— REQUIREMENTS —
Write out every record in full, exactly as written, please.

— GIVEN ENTRIES —
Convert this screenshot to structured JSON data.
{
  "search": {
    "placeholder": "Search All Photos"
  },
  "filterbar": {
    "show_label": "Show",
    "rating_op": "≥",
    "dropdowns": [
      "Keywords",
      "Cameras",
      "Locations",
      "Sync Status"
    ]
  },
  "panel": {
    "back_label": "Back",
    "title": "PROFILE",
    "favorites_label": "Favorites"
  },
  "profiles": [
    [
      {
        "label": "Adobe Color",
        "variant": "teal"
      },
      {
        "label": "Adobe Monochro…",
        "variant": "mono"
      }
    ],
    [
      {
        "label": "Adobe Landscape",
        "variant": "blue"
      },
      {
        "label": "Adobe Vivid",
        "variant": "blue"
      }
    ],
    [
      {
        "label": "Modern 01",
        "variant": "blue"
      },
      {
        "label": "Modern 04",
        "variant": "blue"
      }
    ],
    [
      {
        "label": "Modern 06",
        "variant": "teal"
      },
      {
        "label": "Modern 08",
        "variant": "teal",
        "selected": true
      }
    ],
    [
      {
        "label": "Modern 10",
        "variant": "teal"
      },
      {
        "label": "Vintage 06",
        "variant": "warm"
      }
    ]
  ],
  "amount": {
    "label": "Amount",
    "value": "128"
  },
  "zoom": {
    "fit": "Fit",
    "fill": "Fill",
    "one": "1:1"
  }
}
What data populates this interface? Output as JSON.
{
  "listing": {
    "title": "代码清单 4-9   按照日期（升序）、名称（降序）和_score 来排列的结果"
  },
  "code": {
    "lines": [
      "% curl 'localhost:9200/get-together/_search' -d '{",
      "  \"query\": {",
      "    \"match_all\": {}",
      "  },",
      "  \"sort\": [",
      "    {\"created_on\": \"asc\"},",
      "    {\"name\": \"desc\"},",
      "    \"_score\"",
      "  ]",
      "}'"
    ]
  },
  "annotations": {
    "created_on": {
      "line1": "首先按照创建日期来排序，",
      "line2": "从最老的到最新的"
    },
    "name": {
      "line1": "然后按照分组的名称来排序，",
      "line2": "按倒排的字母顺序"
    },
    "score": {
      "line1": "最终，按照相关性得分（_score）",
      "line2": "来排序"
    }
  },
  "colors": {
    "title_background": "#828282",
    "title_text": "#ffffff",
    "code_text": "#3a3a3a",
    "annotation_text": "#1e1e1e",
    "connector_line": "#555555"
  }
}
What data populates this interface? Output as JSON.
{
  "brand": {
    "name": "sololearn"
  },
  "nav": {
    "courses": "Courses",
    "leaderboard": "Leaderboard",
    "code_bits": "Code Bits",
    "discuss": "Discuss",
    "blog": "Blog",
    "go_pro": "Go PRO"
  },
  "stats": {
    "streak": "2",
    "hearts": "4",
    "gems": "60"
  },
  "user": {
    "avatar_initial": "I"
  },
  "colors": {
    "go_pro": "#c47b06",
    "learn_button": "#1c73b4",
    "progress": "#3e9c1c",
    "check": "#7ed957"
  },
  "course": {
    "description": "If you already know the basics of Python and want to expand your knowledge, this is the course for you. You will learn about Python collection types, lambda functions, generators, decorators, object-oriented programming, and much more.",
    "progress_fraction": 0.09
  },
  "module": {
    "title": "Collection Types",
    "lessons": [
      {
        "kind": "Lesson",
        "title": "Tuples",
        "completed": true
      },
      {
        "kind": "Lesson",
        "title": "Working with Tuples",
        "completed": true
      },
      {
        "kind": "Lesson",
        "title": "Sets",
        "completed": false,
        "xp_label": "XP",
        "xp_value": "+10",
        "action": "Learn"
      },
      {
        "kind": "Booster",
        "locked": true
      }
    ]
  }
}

— WRITTEN REPLY —
Convert this screenshot to structured JSON data.
{
  "search": {
    "placeholder": "Search All Photos"
  },
  "filterbar": {
    "show_label": "Show",
    "rating_op": "≥",
    "dropdowns": [
      "Keywords",
      "Cameras",
      "Locations",
      "Sync Status"
    ]
  },
  "panel": {
    "back_label": "Back",
    "title": "PROFILE",
    "favorites_label": "Favorites"
  },
  "profiles": [
    [
      {
        "label": "Adobe Color",
        "variant": "teal"
      },
      {
        "label": "Adobe Monochro…",
        "variant": "mono"
      }
    ],
    [
      {
        "label": "Adobe Landscape",
        "variant": "blue"
      },
      {
        "label": "Adobe Vivid",
        "variant": "blue"
      }
    ],
    [
      {
        "label": "Modern 01",
        "variant": "blue"
      },
      {
        "label": "Modern 04",
        "variant": "blue"
      }
    ],
    [
      {
        "label": "Modern 06",
        "variant": "teal"
      },
      {
        "label": "Modern 08",
        "variant": "teal",
        "selected": true
      }
    ],
    [
      {
        "label": "Modern 10",
        "variant": "teal"
      },
      {
        "label": "Vintage 06",
        "variant": "warm"
      }
    ]
  ],
  "amount": {
    "label": "Amount",
    "value": "128"
  },
  "zoom": {
    "fit": "Fit",
    "fill": "Fill",
    "one": "1:1"
  }
}
What data populates this interface? Output as JSON.
{
  "listing": {
    "title": "代码清单 4-9   按照日期（升序）、名称（降序）和_score 来排列的结果"
  },
  "code": {
    "lines": [
      "% curl 'localhost:9200/get-together/_search' -d '{",
      "  \"query\": {",
      "    \"match_all\": {}",
      "  },",
      "  \"sort\": [",
      "    {\"created_on\": \"asc\"},",
      "    {\"name\": \"desc\"},",
      "    \"_score\"",
      "  ]",
      "}'"
    ]
  },
  "annotations": {
    "created_on": {
      "line1": "首先按照创建日期来排序，",
      "line2": "从最老的到最新的"
    },
    "name": {
      "line1": "然后按照分组的名称来排序，",
      "line2": "按倒排的字母顺序"
    },
    "score": {
      "line1": "最终，按照相关性得分（_score）",
      "line2": "来排序"
    }
  },
  "colors": {
    "title_background": "#828282",
    "title_text": "#ffffff",
    "code_text": "#3a3a3a",
    "annotation_text": "#1e1e1e",
    "connector_line": "#555555"
  }
}
What data populates this interface? Output as JSON.
{
  "brand": {
    "name": "sololearn"
  },
  "nav": {
    "courses": "Courses",
    "leaderboard": "Leaderboard",
    "code_bits": "Code Bits",
    "discuss": "Discuss",
    "blog": "Blog",
    "go_pro": "Go PRO"
  },
  "stats": {
    "streak": "2",
    "hearts": "4",
    "gems": "60"
  },
  "user": {
    "avatar_initial": "I"
  },
  "colors": {
    "go_pro": "#c47b06",
    "learn_button": "#1c73b4",
    "progress": "#3e9c1c",
    "check": "#7ed957"
  },
  "course": {
    "description": "If you already know the basics of Python and want to expand your knowledge, this is the course for you. You will learn about Python collection types, lambda functions, generators, decorators, object-oriented programming, and much more.",
    "progress_fraction": 0.09
  },
  "module": {
    "title": "Collection Types",
    "lessons": [
      {
        "kind": "Lesson",
        "title": "Tuples",
        "completed": true
      },
      {
        "kind": "Lesson",
        "title": "Working with Tuples",
        "completed": true
      },
      {
        "kind": "Lesson",
        "title": "Sets",
        "completed": false,
        "xp_label": "XP",
        "xp_value": "+10",
        "action": "Learn"
      },
      {
        "kind": "Booster",
        "locked": true
      }
    ]
  }
}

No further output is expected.